■ WRITTEN REQUEST: Repeat the listing in full. Nothing may be added or left out.

■ ENTRIES SUPPLIED:

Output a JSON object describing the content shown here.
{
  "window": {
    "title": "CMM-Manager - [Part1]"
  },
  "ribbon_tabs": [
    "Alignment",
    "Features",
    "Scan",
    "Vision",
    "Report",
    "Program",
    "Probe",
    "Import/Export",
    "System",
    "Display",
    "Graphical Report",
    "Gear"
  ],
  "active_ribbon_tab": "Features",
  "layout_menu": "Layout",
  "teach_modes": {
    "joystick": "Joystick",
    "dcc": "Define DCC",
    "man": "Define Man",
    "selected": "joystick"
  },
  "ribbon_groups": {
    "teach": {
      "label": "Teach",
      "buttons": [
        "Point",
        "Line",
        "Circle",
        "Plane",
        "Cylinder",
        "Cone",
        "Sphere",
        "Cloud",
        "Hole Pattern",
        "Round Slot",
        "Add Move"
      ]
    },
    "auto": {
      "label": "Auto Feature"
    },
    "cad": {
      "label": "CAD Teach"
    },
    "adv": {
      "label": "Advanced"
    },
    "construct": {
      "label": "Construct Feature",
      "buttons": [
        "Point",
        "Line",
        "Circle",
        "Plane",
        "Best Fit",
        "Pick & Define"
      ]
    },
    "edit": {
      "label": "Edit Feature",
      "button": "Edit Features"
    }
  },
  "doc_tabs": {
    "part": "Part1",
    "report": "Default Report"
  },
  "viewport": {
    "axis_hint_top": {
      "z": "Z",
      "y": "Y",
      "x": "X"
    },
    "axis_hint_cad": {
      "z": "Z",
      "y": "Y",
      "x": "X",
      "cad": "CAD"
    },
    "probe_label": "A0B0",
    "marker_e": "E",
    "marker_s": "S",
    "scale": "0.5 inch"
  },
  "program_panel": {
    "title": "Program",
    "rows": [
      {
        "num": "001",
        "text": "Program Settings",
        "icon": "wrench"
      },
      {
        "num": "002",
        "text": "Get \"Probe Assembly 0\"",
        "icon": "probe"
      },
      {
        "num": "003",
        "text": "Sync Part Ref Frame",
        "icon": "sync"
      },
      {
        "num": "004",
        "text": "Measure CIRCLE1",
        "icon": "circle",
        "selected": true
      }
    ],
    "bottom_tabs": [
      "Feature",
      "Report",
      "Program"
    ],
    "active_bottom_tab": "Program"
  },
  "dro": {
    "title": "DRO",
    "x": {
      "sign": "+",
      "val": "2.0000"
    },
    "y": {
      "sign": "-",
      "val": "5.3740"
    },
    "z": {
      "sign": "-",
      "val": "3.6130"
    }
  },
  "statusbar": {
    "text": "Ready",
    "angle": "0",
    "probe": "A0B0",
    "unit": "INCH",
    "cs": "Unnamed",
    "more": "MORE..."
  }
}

■ OUTPUT:
Output a JSON object describing the content shown here.
{
  "window": {
    "title": "CMM-Manager - [Part1]"
  },
  "ribbon_tabs": [
    "Alignment",
    "Features",
    "Scan",
    "Vision",
    "Report",
    "Program",
    "Probe",
    "Import/Export",
    "System",
    "Display",
    "Graphical Report",
    "Gear"
  ],
  "active_ribbon_tab": "Features",
  "layout_menu": "Layout",
  "teach_modes": {
    "joystick": "Joystick",
    "dcc": "Define DCC",
    "man": "Define Man",
    "selected": "joystick"
  },
  "ribbon_groups": {
    "teach": {
      "label": "Teach",
      "buttons": [
        "Point",
        "Line",
        "Circle",
        "Plane",
        "Cylinder",
        "Cone",
        "Sphere",
        "Cloud",
        "Hole Pattern",
        "Round Slot",
        "Add Move"
      ]
    },
    "auto": {
      "label": "Auto Feature"
    },
    "cad": {
      "label": "CAD Teach"
    },
    "adv": {
      "label": "Advanced"
    },
    "construct": {
      "label": "Construct Feature",
      "buttons": [
        "Point",
        "Line",
        "Circle",
        "Plane",
        "Best Fit",
        "Pick & Define"
      ]
    },
    "edit": {
      "label": "Edit Feature",
      "button": "Edit Features"
    }
  },
  "doc_tabs": {
    "part": "Part1",
    "report": "Default Report"
  },
  "viewport": {
    "axis_hint_top": {
      "z": "Z",
      "y": "Y",
      "x": "X"
    },
    "axis_hint_cad": {
      "z": "Z",
      "y": "Y",
      "x": "X",
      "cad": "CAD"
    },
    "probe_label": "A0B0",
    "marker_e": "E",
    "marker_s": "S",
    "scale": "0.5 inch"
  },
  "program_panel": {
    "title": "Program",
    "rows": [
      {
        "num": "001",
        "text": "Program Settings",
        "icon": "wrench"
      },
      {
        "num": "002",
        "text": "Get \"Probe Assembly 0\"",
        "icon": "probe"
      },
      {
        "num": "003",
        "text": "Sync Part Ref Frame",
        "icon": "sync"
      },
      {
        "num": "004",
        "text": "Measure CIRCLE1",
        "icon": "circle",
        "selected": true
      }
    ],
    "bottom_tabs": [
      "Feature",
      "Report",
      "Program"
    ],
    "active_bottom_tab": "Program"
  },
  "dro": {
    "title": "DRO",
    "x": {
      "sign": "+",
      "val": "2.0000"
    },
    "y": {
      "sign": "-",
      "val": "5.3740"
    },
    "z": {
      "sign": "-",
      "val": "3.6130"
    }
  },
  "statusbar": {
    "text": "Ready",
    "angle": "0",
    "probe": "A0B0",
    "unit": "INCH",
    "cs": "Unnamed",
    "more": "MORE..."
  }
}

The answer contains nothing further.